Set the listing down again exactly, please, apart from its pictures.

● Items from a figure collection:
============

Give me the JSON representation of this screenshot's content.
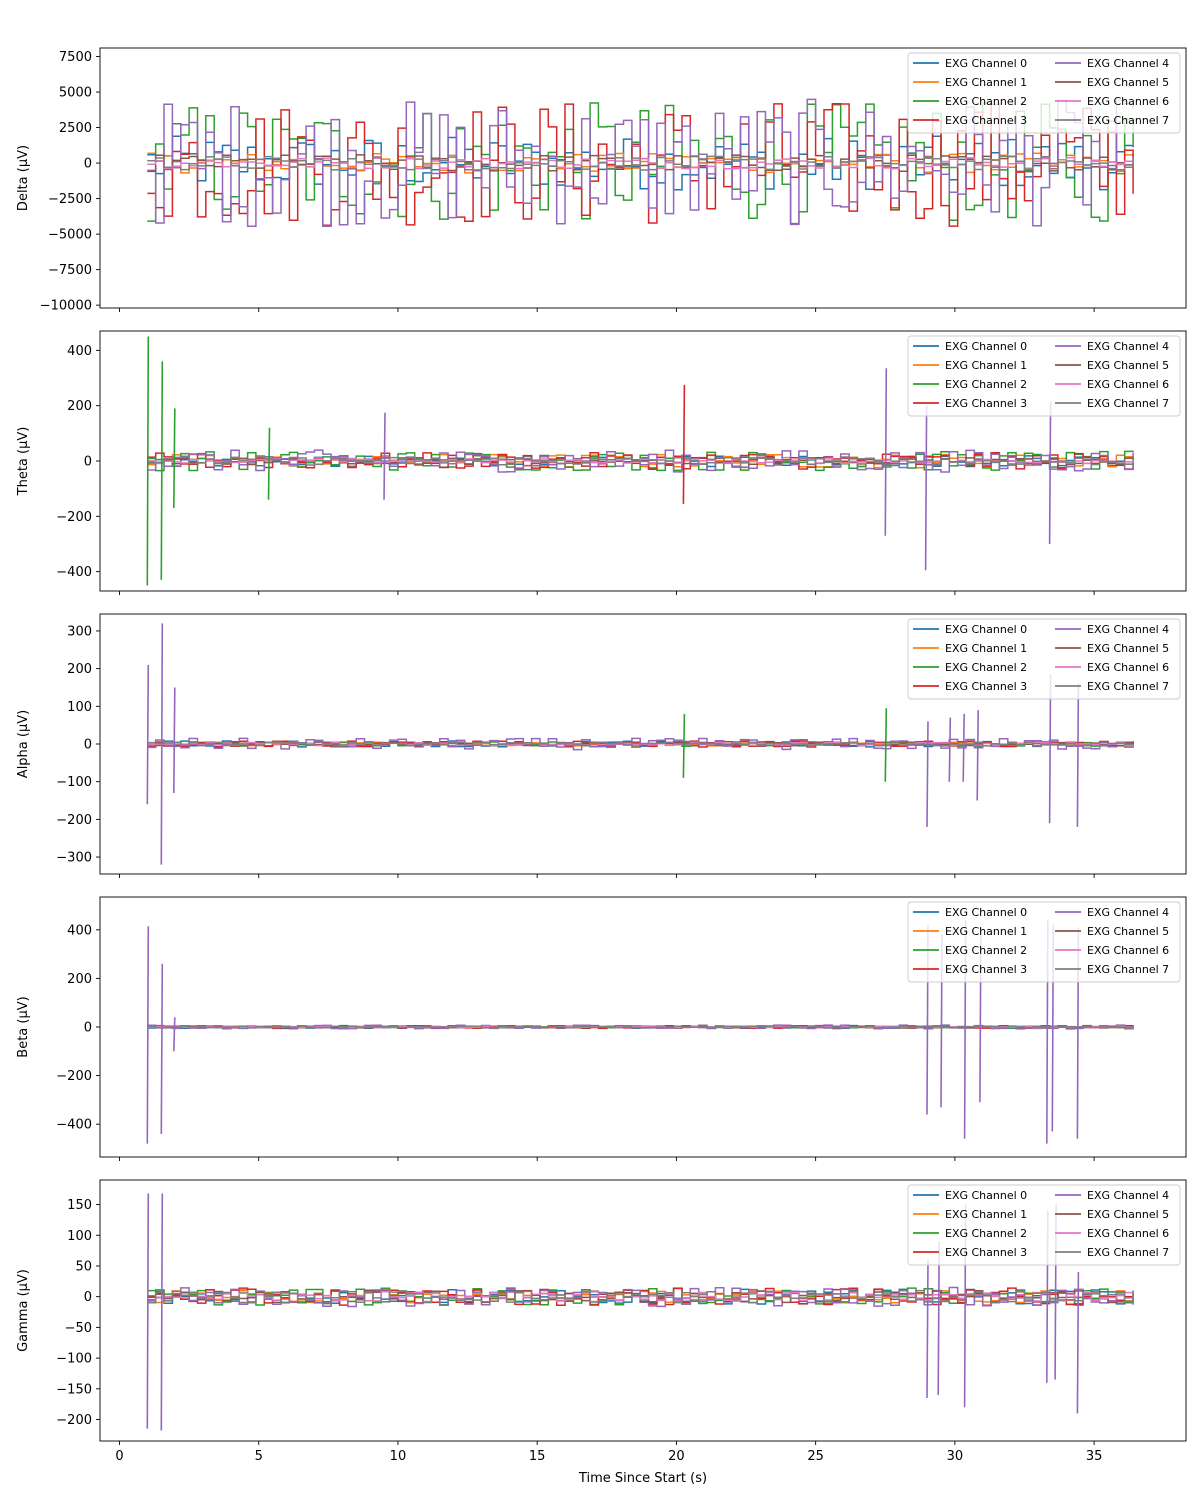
{
  "chart_data": {
    "type": "line",
    "xlabel": "Time Since Start (s)",
    "xlim": [
      -0.7,
      38.3
    ],
    "xticks": [
      0,
      5,
      10,
      15,
      20,
      25,
      30,
      35
    ],
    "data_x_range": [
      1,
      36.6
    ],
    "legend_placement": "upper right",
    "legend_columns": 2,
    "series_names": [
      "EXG Channel 0",
      "EXG Channel 1",
      "EXG Channel 2",
      "EXG Channel 3",
      "EXG Channel 4",
      "EXG Channel 5",
      "EXG Channel 6",
      "EXG Channel 7"
    ],
    "series_colors": [
      "#1f77b4",
      "#ff7f0e",
      "#2ca02c",
      "#d62728",
      "#9467bd",
      "#8c564b",
      "#e377c2",
      "#7f7f7f"
    ],
    "panels": [
      {
        "ylabel": "Delta (µV)",
        "ylim": [
          -10200,
          8100
        ],
        "yticks": [
          -10000,
          -7500,
          -5000,
          -2500,
          0,
          2500,
          5000,
          7500
        ],
        "ytick_labels": [
          "−10000",
          "−7500",
          "−5000",
          "−2500",
          "0",
          "2500",
          "5000",
          "7500"
        ],
        "amplitude": [
          1900,
          700,
          4300,
          4500,
          4500,
          600,
          400,
          500
        ],
        "spikes": []
      },
      {
        "ylabel": "Theta (µV)",
        "ylim": [
          -470,
          470
        ],
        "yticks": [
          -400,
          -200,
          0,
          200,
          400
        ],
        "ytick_labels": [
          "−400",
          "−200",
          "0",
          "200",
          "400"
        ],
        "amplitude": [
          20,
          25,
          35,
          30,
          40,
          12,
          8,
          15
        ],
        "spikes": [
          {
            "x": 1.0,
            "min": -450,
            "max": 450,
            "ch": 2
          },
          {
            "x": 1.5,
            "min": -430,
            "max": 360,
            "ch": 2
          },
          {
            "x": 1.95,
            "min": -170,
            "max": 190,
            "ch": 2
          },
          {
            "x": 5.35,
            "min": -140,
            "max": 120,
            "ch": 2
          },
          {
            "x": 9.5,
            "min": -140,
            "max": 175,
            "ch": 4
          },
          {
            "x": 20.25,
            "min": -155,
            "max": 275,
            "ch": 3
          },
          {
            "x": 27.5,
            "min": -270,
            "max": 335,
            "ch": 4
          },
          {
            "x": 28.95,
            "min": -395,
            "max": 200,
            "ch": 4
          },
          {
            "x": 33.4,
            "min": -300,
            "max": 215,
            "ch": 4
          }
        ]
      },
      {
        "ylabel": "Alpha (µV)",
        "ylim": [
          -345,
          345
        ],
        "yticks": [
          -300,
          -200,
          -100,
          0,
          100,
          200,
          300
        ],
        "ytick_labels": [
          "−300",
          "−200",
          "−100",
          "0",
          "100",
          "200",
          "300"
        ],
        "amplitude": [
          8,
          5,
          6,
          8,
          15,
          5,
          4,
          5
        ],
        "spikes": [
          {
            "x": 1.0,
            "min": -160,
            "max": 210,
            "ch": 4
          },
          {
            "x": 1.5,
            "min": -320,
            "max": 320,
            "ch": 4
          },
          {
            "x": 1.95,
            "min": -130,
            "max": 150,
            "ch": 4
          },
          {
            "x": 20.25,
            "min": -90,
            "max": 80,
            "ch": 2
          },
          {
            "x": 27.5,
            "min": -100,
            "max": 95,
            "ch": 2
          },
          {
            "x": 29.0,
            "min": -220,
            "max": 60,
            "ch": 4
          },
          {
            "x": 29.8,
            "min": -100,
            "max": 70,
            "ch": 4
          },
          {
            "x": 30.3,
            "min": -100,
            "max": 80,
            "ch": 4
          },
          {
            "x": 30.8,
            "min": -150,
            "max": 90,
            "ch": 4
          },
          {
            "x": 33.4,
            "min": -210,
            "max": 185,
            "ch": 4
          },
          {
            "x": 34.4,
            "min": -220,
            "max": 160,
            "ch": 4
          }
        ]
      },
      {
        "ylabel": "Beta (µV)",
        "ylim": [
          -535,
          535
        ],
        "yticks": [
          -400,
          -200,
          0,
          200,
          400
        ],
        "ytick_labels": [
          "−400",
          "−200",
          "0",
          "200",
          "400"
        ],
        "amplitude": [
          6,
          4,
          4,
          6,
          8,
          4,
          3,
          4
        ],
        "spikes": [
          {
            "x": 1.0,
            "min": -480,
            "max": 415,
            "ch": 4
          },
          {
            "x": 1.5,
            "min": -440,
            "max": 260,
            "ch": 4
          },
          {
            "x": 1.95,
            "min": -100,
            "max": 40,
            "ch": 4
          },
          {
            "x": 29.0,
            "min": -360,
            "max": 420,
            "ch": 4
          },
          {
            "x": 29.5,
            "min": -330,
            "max": 380,
            "ch": 4
          },
          {
            "x": 30.35,
            "min": -460,
            "max": 440,
            "ch": 4
          },
          {
            "x": 30.9,
            "min": -310,
            "max": 400,
            "ch": 4
          },
          {
            "x": 33.3,
            "min": -480,
            "max": 440,
            "ch": 4
          },
          {
            "x": 33.5,
            "min": -430,
            "max": 420,
            "ch": 4
          },
          {
            "x": 34.4,
            "min": -460,
            "max": 410,
            "ch": 4
          }
        ]
      },
      {
        "ylabel": "Gamma (µV)",
        "ylim": [
          -235,
          190
        ],
        "yticks": [
          -200,
          -150,
          -100,
          -50,
          0,
          50,
          100,
          150
        ],
        "ytick_labels": [
          "−200",
          "−150",
          "−100",
          "−50",
          "0",
          "50",
          "100",
          "150"
        ],
        "amplitude": [
          12,
          10,
          14,
          14,
          16,
          10,
          8,
          10
        ],
        "spikes": [
          {
            "x": 1.0,
            "min": -215,
            "max": 168,
            "ch": 4
          },
          {
            "x": 1.5,
            "min": -218,
            "max": 168,
            "ch": 4
          },
          {
            "x": 29.0,
            "min": -165,
            "max": 60,
            "ch": 4
          },
          {
            "x": 29.4,
            "min": -160,
            "max": 90,
            "ch": 4
          },
          {
            "x": 30.35,
            "min": -180,
            "max": 150,
            "ch": 4
          },
          {
            "x": 33.3,
            "min": -140,
            "max": 140,
            "ch": 4
          },
          {
            "x": 33.6,
            "min": -135,
            "max": 150,
            "ch": 4
          },
          {
            "x": 34.4,
            "min": -190,
            "max": 40,
            "ch": 4
          }
        ]
      }
    ]
  }
}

============

● Solution:
Give me the JSON representation of this screenshot's content.
{
  "chart_data": {
    "type": "line",
    "xlabel": "Time Since Start (s)",
    "xlim": [
      -0.7,
      38.3
    ],
    "xticks": [
      0,
      5,
      10,
      15,
      20,
      25,
      30,
      35
    ],
    "data_x_range": [
      1,
      36.6
    ],
    "legend_placement": "upper right",
    "legend_columns": 2,
    "series_names": [
      "EXG Channel 0",
      "EXG Channel 1",
      "EXG Channel 2",
      "EXG Channel 3",
      "EXG Channel 4",
      "EXG Channel 5",
      "EXG Channel 6",
      "EXG Channel 7"
    ],
    "series_colors": [
      "#1f77b4",
      "#ff7f0e",
      "#2ca02c",
      "#d62728",
      "#9467bd",
      "#8c564b",
      "#e377c2",
      "#7f7f7f"
    ],
    "panels": [
      {
        "ylabel": "Delta (µV)",
        "ylim": [
          -10200,
          8100
        ],
        "yticks": [
          -10000,
          -7500,
          -5000,
          -2500,
          0,
          2500,
          5000,
          7500
        ],
        "ytick_labels": [
          "−10000",
          "−7500",
          "−5000",
          "−2500",
          "0",
          "2500",
          "5000",
          "7500"
        ],
        "amplitude": [
          1900,
          700,
          4300,
          4500,
          4500,
          600,
          400,
          500
        ],
        "spikes": []
      },
      {
        "ylabel": "Theta (µV)",
        "ylim": [
          -470,
          470
        ],
        "yticks": [
          -400,
          -200,
          0,
          200,
          400
        ],
        "ytick_labels": [
          "−400",
          "−200",
          "0",
          "200",
          "400"
        ],
        "amplitude": [
          20,
          25,
          35,
          30,
          40,
          12,
          8,
          15
        ],
        "spikes": [
          {
            "x": 1.0,
            "min": -450,
            "max": 450,
            "ch": 2
          },
          {
            "x": 1.5,
            "min": -430,
            "max": 360,
            "ch": 2
          },
          {
            "x": 1.95,
            "min": -170,
            "max": 190,
            "ch": 2
          },
          {
            "x": 5.35,
            "min": -140,
            "max": 120,
            "ch": 2
          },
          {
            "x": 9.5,
            "min": -140,
            "max": 175,
            "ch": 4
          },
          {
            "x": 20.25,
            "min": -155,
            "max": 275,
            "ch": 3
          },
          {
            "x": 27.5,
            "min": -270,
            "max": 335,
            "ch": 4
          },
          {
            "x": 28.95,
            "min": -395,
            "max": 200,
            "ch": 4
          },
          {
            "x": 33.4,
            "min": -300,
            "max": 215,
            "ch": 4
          }
        ]
      },
      {
        "ylabel": "Alpha (µV)",
        "ylim": [
          -345,
          345
        ],
        "yticks": [
          -300,
          -200,
          -100,
          0,
          100,
          200,
          300
        ],
        "ytick_labels": [
          "−300",
          "−200",
          "−100",
          "0",
          "100",
          "200",
          "300"
        ],
        "amplitude": [
          8,
          5,
          6,
          8,
          15,
          5,
          4,
          5
        ],
        "spikes": [
          {
            "x": 1.0,
            "min": -160,
            "max": 210,
            "ch": 4
          },
          {
            "x": 1.5,
            "min": -320,
            "max": 320,
            "ch": 4
          },
          {
            "x": 1.95,
            "min": -130,
            "max": 150,
            "ch": 4
          },
          {
            "x": 20.25,
            "min": -90,
            "max": 80,
            "ch": 2
          },
          {
            "x": 27.5,
            "min": -100,
            "max": 95,
            "ch": 2
          },
          {
            "x": 29.0,
            "min": -220,
            "max": 60,
            "ch": 4
          },
          {
            "x": 29.8,
            "min": -100,
            "max": 70,
            "ch": 4
          },
          {
            "x": 30.3,
            "min": -100,
            "max": 80,
            "ch": 4
          },
          {
            "x": 30.8,
            "min": -150,
            "max": 90,
            "ch": 4
          },
          {
            "x": 33.4,
            "min": -210,
            "max": 185,
            "ch": 4
          },
          {
            "x": 34.4,
            "min": -220,
            "max": 160,
            "ch": 4
          }
        ]
      },
      {
        "ylabel": "Beta (µV)",
        "ylim": [
          -535,
          535
        ],
        "yticks": [
          -400,
          -200,
          0,
          200,
          400
        ],
        "ytick_labels": [
          "−400",
          "−200",
          "0",
          "200",
          "400"
        ],
        "amplitude": [
          6,
          4,
          4,
          6,
          8,
          4,
          3,
          4
        ],
        "spikes": [
          {
            "x": 1.0,
            "min": -480,
            "max": 415,
            "ch": 4
          },
          {
            "x": 1.5,
            "min": -440,
            "max": 260,
            "ch": 4
          },
          {
            "x": 1.95,
            "min": -100,
            "max": 40,
            "ch": 4
          },
          {
            "x": 29.0,
            "min": -360,
            "max": 420,
            "ch": 4
          },
          {
            "x": 29.5,
            "min": -330,
            "max": 380,
            "ch": 4
          },
          {
            "x": 30.35,
            "min": -460,
            "max": 440,
            "ch": 4
          },
          {
            "x": 30.9,
            "min": -310,
            "max": 400,
            "ch": 4
          },
          {
            "x": 33.3,
            "min": -480,
            "max": 440,
            "ch": 4
          },
          {
            "x": 33.5,
            "min": -430,
            "max": 420,
            "ch": 4
          },
          {
            "x": 34.4,
            "min": -460,
            "max": 410,
            "ch": 4
          }
        ]
      },
      {
        "ylabel": "Gamma (µV)",
        "ylim": [
          -235,
          190
        ],
        "yticks": [
          -200,
          -150,
          -100,
          -50,
          0,
          50,
          100,
          150
        ],
        "ytick_labels": [
          "−200",
          "−150",
          "−100",
          "−50",
          "0",
          "50",
          "100",
          "150"
        ],
        "amplitude": [
          12,
          10,
          14,
          14,
          16,
          10,
          8,
          10
        ],
        "spikes": [
          {
            "x": 1.0,
            "min": -215,
            "max": 168,
            "ch": 4
          },
          {
            "x": 1.5,
            "min": -218,
            "max": 168,
            "ch": 4
          },
          {
            "x": 29.0,
            "min": -165,
            "max": 60,
            "ch": 4
          },
          {
            "x": 29.4,
            "min": -160,
            "max": 90,
            "ch": 4
          },
          {
            "x": 30.35,
            "min": -180,
            "max": 150,
            "ch": 4
          },
          {
            "x": 33.3,
            "min": -140,
            "max": 140,
            "ch": 4
          },
          {
            "x": 33.6,
            "min": -135,
            "max": 150,
            "ch": 4
          },
          {
            "x": 34.4,
            "min": -190,
            "max": 40,
            "ch": 4
          }
        ]
      }
    ]
  }
}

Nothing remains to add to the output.